──────── Supplied passage

Trailer Wins Over Motorhome
Price. Trailers don't have the expense of an engine, and so cost much less than equivalent sized motorhomes. If you add together the price of a new tow vehicle and a new trailer you may well get to the same price point as a new motorhome, but there's an important thing to keep in mind: almost all RVs have very limited warranties, often only 1 year. If you end up with a lemon of a trailer, you'll be out a lot of money, but it will be a whole lot less than if you end up with a lemon of a motorhome.
Day-tripping options. With a trailer, you can always unhitch and have a (relatively) normal sized vehicle to explore with. With a motorhome, you will need to tow a car (or motorcycles or something) if you want to be able to venture out and explore without breaking camp and having to drive your large rig to visit the sites.
Ownership costs. If you currently own a vehicle capable of towing a trailer, then you don't have another motor vehicle to service, maintain and insure. If a motorhome is going to sit unused for a long stretch, it will likely require more maintenance than a vehicle that gets driven regularly. Insurance on a trailer is also much lower than on a motorhome because it's not a motor vehicle. If you do end up buying a second vehicle for towing, it can at least also serve as a secondary vehicle, so can be useful even when you're not travelling.
Transporting a family. Motorhomes may advertise that they can sleep more than 2 people, but they are seldom if ever made to safely transport more than two. Almost all seating past the first two bucket seats are only cushions on top of plywood boxes, which is not a truly safe transport option when barrelling down the highway at 65 miles an hour. Car seats for young children in particular will have no where safe to latch in. Purchasing a tow vehicle that seats 5 or more safely, on the other hand, is pretty easy.
Selection (espically in the used market). If you go to any RV show, you'll see dozens upon dozens of travel trailers, but generally very few motorhomes. You'll find a similar situation at typical RV dealers, except those that specialize in motorhomes. And if you're in the market for a used RV, you'll see more than 4 times as many trailers and 5th wheels on RVTrader.com than you will motorhomes. So if you want to have lots of selection when it comes to layout and price point, trailers win hands-down.

────────────────
──────── Given records

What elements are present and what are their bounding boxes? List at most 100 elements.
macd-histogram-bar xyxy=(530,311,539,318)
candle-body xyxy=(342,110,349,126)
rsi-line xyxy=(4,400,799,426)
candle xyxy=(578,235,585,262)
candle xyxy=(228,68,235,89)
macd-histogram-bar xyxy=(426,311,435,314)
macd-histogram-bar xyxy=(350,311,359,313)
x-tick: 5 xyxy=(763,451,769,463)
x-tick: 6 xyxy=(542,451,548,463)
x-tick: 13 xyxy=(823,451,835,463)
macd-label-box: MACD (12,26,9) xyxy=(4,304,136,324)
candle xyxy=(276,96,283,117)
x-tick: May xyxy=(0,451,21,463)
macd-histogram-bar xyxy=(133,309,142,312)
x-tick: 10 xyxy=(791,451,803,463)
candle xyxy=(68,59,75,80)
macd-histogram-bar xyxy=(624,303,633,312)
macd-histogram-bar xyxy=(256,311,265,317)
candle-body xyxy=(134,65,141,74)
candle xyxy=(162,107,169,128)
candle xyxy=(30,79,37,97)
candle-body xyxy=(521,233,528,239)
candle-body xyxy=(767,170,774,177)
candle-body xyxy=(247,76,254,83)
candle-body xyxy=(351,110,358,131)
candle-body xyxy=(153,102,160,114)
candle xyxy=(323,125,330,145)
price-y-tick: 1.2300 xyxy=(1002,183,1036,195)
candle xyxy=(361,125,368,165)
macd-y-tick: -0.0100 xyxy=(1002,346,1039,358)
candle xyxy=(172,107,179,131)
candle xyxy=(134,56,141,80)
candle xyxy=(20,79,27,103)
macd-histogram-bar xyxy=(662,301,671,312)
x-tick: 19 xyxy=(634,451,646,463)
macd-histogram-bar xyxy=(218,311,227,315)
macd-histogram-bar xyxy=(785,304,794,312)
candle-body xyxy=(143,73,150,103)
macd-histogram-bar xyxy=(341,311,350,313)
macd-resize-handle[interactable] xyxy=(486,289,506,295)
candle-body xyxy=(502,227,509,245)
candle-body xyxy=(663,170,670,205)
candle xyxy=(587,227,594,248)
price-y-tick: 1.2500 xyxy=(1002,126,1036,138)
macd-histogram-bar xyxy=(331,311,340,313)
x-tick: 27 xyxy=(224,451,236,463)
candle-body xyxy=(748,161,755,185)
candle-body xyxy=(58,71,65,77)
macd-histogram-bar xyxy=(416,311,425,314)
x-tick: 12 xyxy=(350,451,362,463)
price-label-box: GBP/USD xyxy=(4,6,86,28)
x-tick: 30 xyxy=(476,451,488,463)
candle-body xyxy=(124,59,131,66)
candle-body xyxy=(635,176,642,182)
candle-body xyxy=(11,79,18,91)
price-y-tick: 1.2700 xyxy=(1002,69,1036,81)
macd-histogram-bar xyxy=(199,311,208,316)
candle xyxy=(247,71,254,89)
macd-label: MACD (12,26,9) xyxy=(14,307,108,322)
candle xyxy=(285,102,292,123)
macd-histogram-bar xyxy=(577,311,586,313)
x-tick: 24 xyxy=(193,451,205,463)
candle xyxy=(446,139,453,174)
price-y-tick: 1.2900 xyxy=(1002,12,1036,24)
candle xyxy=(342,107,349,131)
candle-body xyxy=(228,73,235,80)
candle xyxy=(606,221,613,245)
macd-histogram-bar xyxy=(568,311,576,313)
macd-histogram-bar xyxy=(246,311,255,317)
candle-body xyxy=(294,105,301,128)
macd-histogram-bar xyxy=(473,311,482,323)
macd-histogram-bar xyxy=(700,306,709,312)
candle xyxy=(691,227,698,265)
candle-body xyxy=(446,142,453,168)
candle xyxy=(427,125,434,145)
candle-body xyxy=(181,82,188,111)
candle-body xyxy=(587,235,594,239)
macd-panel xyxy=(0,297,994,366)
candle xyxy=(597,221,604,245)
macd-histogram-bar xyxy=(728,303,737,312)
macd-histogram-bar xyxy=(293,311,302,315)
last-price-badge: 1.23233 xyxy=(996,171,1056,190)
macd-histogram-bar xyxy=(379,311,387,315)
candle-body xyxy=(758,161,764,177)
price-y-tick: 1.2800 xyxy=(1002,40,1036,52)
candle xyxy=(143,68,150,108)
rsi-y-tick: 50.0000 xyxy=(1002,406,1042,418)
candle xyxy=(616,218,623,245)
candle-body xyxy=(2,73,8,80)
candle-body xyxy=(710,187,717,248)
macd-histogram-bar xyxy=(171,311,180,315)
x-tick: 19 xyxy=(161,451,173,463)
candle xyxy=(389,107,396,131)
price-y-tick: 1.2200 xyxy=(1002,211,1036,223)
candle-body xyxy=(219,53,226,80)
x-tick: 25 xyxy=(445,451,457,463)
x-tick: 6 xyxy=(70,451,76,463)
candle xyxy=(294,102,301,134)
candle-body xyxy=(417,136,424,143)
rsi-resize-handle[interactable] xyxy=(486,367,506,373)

────────────────

■ Tasks ■
1. List each advantage of trailers that the text "Trailer Wins Over Motorhome" gives as a heading.
2. Using the text "Trailer Wins Over Motorhome," decide whether each statement agrees with it. Answer yes or no and quote the deciding words.
(a) RV warranties often last only one year.
(b) Insuring a trailer costs more than insuring a motorhome.
(c) RV shows usually display more motorhomes than travel trailers.
3. According to the text "Trailer Wins Over Motorhome," how do the used trailers and 5th wheels on RVTrader.com compare in number with the motorhomes listed there?

■ Responses per task ■
1.
Price
Day-tripping options
Ownership costs
Transporting a family
Selection

2.
(a) Yes: "almost all RVs have very limited warranties, often only 1 year."
(b) No: "Insurance on a trailer is also much lower than on a motorhome because it's not a motor vehicle."
(c) No: "you'll see dozens upon dozens of travel trailers, but generally very few motorhomes."

3. There are more than 4 times as many trailers and 5th wheels as motorhomes.